--- LISTED RECORDS ---
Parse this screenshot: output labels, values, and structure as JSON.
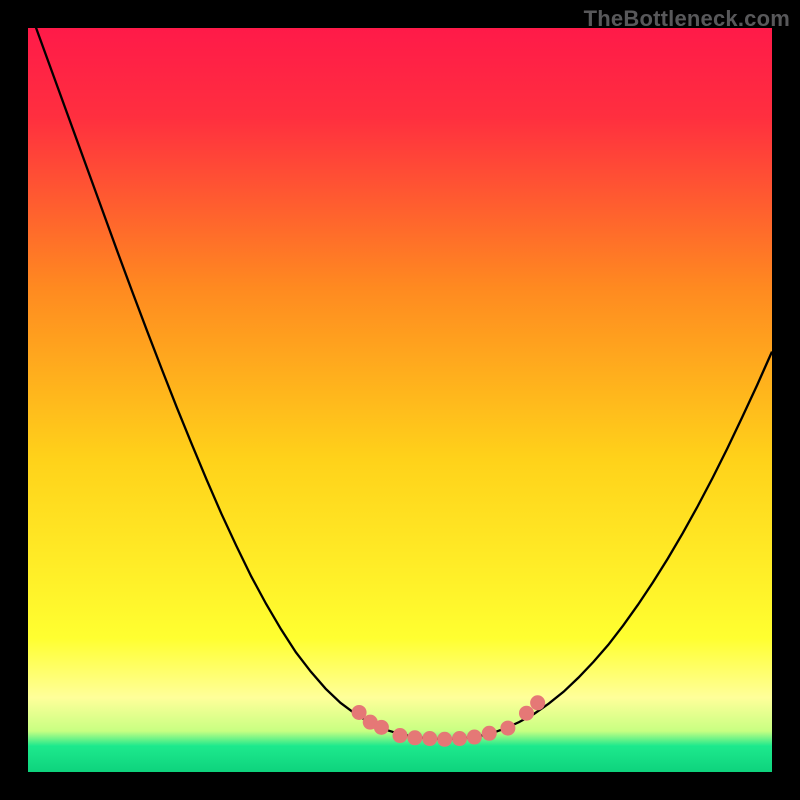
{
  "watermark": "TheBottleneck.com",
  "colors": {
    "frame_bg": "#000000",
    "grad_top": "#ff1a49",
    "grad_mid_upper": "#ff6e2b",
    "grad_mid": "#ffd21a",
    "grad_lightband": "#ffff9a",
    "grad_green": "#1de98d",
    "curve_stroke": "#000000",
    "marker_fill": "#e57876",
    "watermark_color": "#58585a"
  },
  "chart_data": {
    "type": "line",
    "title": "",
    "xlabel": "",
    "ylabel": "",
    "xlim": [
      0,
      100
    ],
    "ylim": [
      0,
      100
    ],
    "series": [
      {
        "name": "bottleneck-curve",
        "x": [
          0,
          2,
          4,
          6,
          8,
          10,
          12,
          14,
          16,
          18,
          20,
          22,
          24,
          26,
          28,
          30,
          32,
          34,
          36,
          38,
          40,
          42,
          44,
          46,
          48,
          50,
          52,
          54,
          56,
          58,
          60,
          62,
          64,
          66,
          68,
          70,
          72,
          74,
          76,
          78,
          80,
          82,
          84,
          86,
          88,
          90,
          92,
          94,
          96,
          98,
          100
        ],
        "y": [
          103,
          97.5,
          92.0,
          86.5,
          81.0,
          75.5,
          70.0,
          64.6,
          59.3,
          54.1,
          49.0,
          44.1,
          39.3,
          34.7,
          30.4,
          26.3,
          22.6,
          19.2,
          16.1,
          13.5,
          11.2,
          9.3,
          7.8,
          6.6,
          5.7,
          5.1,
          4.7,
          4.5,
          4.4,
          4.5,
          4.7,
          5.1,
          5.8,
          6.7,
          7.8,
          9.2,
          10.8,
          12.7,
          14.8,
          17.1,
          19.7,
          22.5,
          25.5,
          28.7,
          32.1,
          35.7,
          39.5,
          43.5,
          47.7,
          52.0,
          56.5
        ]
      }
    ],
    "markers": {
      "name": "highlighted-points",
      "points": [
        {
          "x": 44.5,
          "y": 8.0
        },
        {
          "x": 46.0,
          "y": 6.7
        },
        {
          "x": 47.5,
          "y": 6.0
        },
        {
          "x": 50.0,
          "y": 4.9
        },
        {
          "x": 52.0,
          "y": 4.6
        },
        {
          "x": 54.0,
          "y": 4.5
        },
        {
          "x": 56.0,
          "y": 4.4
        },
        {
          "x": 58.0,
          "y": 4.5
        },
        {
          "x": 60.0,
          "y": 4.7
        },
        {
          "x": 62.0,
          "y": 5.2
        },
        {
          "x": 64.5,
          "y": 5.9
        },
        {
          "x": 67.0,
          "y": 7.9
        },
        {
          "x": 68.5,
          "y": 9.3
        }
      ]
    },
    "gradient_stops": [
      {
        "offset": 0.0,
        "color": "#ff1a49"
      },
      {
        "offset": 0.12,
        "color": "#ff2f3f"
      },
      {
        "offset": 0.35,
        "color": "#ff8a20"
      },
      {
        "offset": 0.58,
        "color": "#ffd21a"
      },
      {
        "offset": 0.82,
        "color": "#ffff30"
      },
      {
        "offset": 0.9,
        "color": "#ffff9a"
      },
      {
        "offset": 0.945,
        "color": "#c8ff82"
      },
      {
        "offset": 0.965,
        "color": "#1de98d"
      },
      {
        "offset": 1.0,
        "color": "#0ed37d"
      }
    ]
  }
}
* * *
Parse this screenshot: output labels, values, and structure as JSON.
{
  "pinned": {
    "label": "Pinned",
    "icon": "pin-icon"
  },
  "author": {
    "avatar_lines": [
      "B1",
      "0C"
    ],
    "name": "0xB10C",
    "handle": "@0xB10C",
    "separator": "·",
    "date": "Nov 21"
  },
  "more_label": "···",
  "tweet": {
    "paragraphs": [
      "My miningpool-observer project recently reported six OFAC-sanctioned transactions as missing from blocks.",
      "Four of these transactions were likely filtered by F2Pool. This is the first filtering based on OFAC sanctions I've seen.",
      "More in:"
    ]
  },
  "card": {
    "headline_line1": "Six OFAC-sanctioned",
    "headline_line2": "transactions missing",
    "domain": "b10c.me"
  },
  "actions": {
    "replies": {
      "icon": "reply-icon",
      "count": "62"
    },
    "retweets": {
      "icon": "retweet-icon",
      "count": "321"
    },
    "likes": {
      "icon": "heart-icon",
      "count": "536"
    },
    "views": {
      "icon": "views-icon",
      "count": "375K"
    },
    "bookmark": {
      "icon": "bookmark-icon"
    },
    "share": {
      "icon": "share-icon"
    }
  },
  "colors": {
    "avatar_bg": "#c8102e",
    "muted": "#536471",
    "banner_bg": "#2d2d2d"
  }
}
* * *
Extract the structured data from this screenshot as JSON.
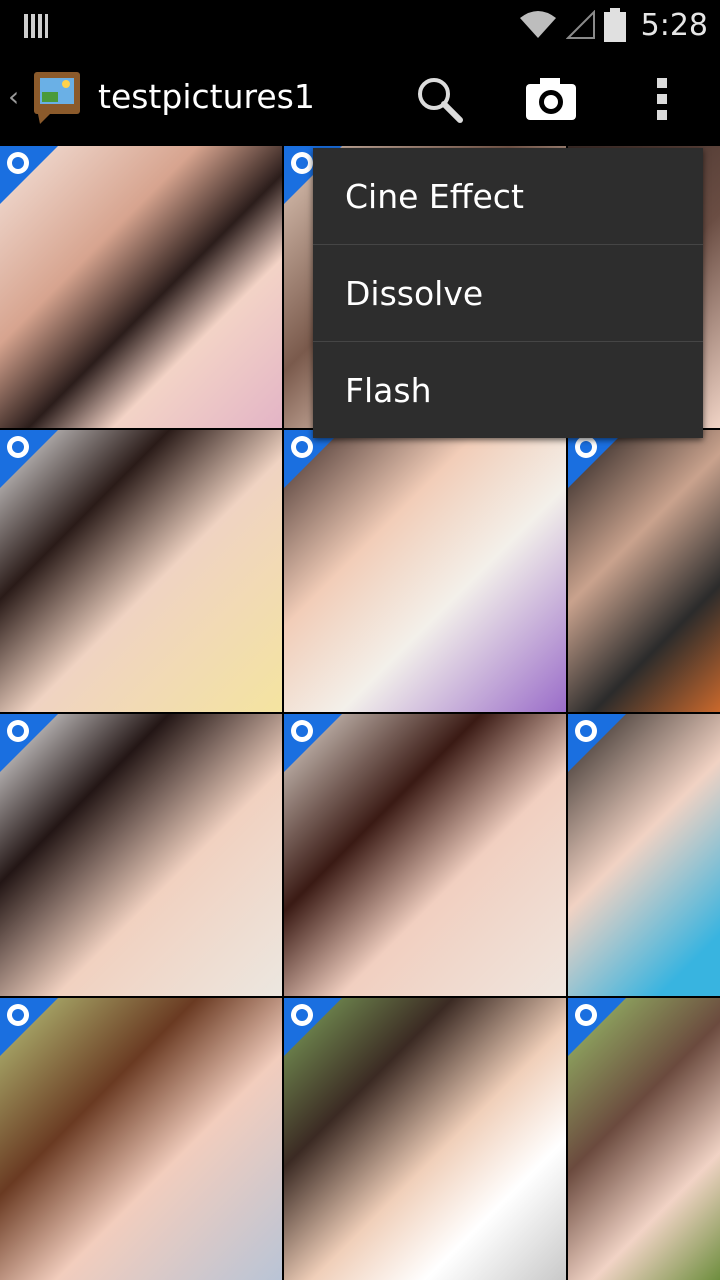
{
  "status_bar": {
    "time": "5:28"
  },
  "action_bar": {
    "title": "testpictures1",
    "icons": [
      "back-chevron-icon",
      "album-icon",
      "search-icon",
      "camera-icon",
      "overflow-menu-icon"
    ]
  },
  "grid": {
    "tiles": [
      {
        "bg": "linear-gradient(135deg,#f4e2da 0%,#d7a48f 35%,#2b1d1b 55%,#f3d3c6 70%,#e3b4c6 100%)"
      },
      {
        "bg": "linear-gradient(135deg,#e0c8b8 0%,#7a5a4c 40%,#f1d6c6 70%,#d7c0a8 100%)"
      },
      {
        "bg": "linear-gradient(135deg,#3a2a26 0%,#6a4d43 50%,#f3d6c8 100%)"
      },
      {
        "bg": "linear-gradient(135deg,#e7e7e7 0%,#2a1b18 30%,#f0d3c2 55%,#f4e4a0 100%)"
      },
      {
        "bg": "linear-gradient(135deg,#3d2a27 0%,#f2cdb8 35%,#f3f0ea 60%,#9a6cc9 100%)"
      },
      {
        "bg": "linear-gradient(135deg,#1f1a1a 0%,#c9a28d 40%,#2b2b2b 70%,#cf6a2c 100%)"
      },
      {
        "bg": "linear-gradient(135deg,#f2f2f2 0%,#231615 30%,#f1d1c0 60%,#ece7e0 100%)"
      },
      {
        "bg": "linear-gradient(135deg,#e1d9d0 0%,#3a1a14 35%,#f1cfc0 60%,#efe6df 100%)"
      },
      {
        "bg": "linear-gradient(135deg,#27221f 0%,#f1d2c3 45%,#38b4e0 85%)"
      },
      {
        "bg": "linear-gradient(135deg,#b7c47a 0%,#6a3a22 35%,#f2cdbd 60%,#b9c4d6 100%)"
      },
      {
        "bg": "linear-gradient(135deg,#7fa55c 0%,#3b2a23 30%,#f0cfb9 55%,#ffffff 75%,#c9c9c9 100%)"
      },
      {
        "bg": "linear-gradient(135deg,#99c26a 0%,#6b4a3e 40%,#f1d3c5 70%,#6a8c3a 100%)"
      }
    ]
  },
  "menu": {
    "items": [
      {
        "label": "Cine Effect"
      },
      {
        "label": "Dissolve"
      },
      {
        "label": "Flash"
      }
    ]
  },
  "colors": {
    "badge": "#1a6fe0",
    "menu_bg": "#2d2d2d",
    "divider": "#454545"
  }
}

--- TASK OBJECTIVE ---
Copy out every line of the data that includes the word "transactions".

--- COMPLETE ANSWER ---
      "My miningpool-observer project recently reported six OFAC-sanctioned transactions as missing from blocks.",
      "Four of these transactions were likely filtered by F2Pool. This is the first filtering based on OFAC sanctions I've seen.",
    "headline_line2": "transactions missing",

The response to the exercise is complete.